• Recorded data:
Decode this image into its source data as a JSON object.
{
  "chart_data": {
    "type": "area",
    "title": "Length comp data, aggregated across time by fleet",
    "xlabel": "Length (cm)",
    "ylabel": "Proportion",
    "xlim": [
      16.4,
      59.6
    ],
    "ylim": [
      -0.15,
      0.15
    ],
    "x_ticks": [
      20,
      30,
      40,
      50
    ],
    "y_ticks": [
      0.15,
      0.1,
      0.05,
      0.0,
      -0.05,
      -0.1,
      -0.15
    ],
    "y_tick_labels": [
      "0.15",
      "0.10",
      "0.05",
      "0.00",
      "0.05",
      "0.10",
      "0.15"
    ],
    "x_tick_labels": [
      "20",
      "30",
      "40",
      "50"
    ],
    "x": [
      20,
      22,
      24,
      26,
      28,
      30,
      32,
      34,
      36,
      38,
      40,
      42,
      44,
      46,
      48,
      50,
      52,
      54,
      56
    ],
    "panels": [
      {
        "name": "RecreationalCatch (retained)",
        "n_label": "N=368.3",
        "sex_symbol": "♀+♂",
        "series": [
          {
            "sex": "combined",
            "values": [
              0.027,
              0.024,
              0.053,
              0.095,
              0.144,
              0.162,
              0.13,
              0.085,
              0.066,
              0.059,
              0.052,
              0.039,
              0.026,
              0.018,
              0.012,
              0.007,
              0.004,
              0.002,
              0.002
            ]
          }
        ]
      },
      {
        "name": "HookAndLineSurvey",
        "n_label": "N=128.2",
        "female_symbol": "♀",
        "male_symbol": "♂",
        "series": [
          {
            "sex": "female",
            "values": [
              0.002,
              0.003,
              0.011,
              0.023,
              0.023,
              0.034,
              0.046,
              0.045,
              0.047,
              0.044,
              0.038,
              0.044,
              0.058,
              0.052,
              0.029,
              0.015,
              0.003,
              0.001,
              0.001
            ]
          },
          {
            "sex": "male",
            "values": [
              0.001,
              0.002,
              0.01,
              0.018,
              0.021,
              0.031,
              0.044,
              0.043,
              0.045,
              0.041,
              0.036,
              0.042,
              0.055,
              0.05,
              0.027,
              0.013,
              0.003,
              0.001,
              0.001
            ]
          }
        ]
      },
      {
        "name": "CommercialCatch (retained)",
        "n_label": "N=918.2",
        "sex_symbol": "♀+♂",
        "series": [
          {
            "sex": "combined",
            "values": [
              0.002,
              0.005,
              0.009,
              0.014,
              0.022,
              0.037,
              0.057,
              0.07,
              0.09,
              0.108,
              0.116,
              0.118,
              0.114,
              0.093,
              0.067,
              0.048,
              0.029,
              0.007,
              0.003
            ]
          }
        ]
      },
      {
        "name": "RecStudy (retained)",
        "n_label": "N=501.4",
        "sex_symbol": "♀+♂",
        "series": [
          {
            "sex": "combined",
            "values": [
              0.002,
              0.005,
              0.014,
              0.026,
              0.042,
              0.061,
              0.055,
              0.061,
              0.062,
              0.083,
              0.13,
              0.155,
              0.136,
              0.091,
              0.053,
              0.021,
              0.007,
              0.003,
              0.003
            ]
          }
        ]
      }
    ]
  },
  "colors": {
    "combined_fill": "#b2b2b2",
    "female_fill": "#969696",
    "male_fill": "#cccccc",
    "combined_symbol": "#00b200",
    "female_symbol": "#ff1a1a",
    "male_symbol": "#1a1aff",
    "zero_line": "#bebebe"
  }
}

• Your goal: Write out the entries in full, exactly as given.

• Solution to the exercise:
Decode this image into its source data as a JSON object.
{
  "chart_data": {
    "type": "area",
    "title": "Length comp data, aggregated across time by fleet",
    "xlabel": "Length (cm)",
    "ylabel": "Proportion",
    "xlim": [
      16.4,
      59.6
    ],
    "ylim": [
      -0.15,
      0.15
    ],
    "x_ticks": [
      20,
      30,
      40,
      50
    ],
    "y_ticks": [
      0.15,
      0.1,
      0.05,
      0.0,
      -0.05,
      -0.1,
      -0.15
    ],
    "y_tick_labels": [
      "0.15",
      "0.10",
      "0.05",
      "0.00",
      "0.05",
      "0.10",
      "0.15"
    ],
    "x_tick_labels": [
      "20",
      "30",
      "40",
      "50"
    ],
    "x": [
      20,
      22,
      24,
      26,
      28,
      30,
      32,
      34,
      36,
      38,
      40,
      42,
      44,
      46,
      48,
      50,
      52,
      54,
      56
    ],
    "panels": [
      {
        "name": "RecreationalCatch (retained)",
        "n_label": "N=368.3",
        "sex_symbol": "♀+♂",
        "series": [
          {
            "sex": "combined",
            "values": [
              0.027,
              0.024,
              0.053,
              0.095,
              0.144,
              0.162,
              0.13,
              0.085,
              0.066,
              0.059,
              0.052,
              0.039,
              0.026,
              0.018,
              0.012,
              0.007,
              0.004,
              0.002,
              0.002
            ]
          }
        ]
      },
      {
        "name": "HookAndLineSurvey",
        "n_label": "N=128.2",
        "female_symbol": "♀",
        "male_symbol": "♂",
        "series": [
          {
            "sex": "female",
            "values": [
              0.002,
              0.003,
              0.011,
              0.023,
              0.023,
              0.034,
              0.046,
              0.045,
              0.047,
              0.044,
              0.038,
              0.044,
              0.058,
              0.052,
              0.029,
              0.015,
              0.003,
              0.001,
              0.001
            ]
          },
          {
            "sex": "male",
            "values": [
              0.001,
              0.002,
              0.01,
              0.018,
              0.021,
              0.031,
              0.044,
              0.043,
              0.045,
              0.041,
              0.036,
              0.042,
              0.055,
              0.05,
              0.027,
              0.013,
              0.003,
              0.001,
              0.001
            ]
          }
        ]
      },
      {
        "name": "CommercialCatch (retained)",
        "n_label": "N=918.2",
        "sex_symbol": "♀+♂",
        "series": [
          {
            "sex": "combined",
            "values": [
              0.002,
              0.005,
              0.009,
              0.014,
              0.022,
              0.037,
              0.057,
              0.07,
              0.09,
              0.108,
              0.116,
              0.118,
              0.114,
              0.093,
              0.067,
              0.048,
              0.029,
              0.007,
              0.003
            ]
          }
        ]
      },
      {
        "name": "RecStudy (retained)",
        "n_label": "N=501.4",
        "sex_symbol": "♀+♂",
        "series": [
          {
            "sex": "combined",
            "values": [
              0.002,
              0.005,
              0.014,
              0.026,
              0.042,
              0.061,
              0.055,
              0.061,
              0.062,
              0.083,
              0.13,
              0.155,
              0.136,
              0.091,
              0.053,
              0.021,
              0.007,
              0.003,
              0.003
            ]
          }
        ]
      }
    ]
  },
  "colors": {
    "combined_fill": "#b2b2b2",
    "female_fill": "#969696",
    "male_fill": "#cccccc",
    "combined_symbol": "#00b200",
    "female_symbol": "#ff1a1a",
    "male_symbol": "#1a1aff",
    "zero_line": "#bebebe"
  }
}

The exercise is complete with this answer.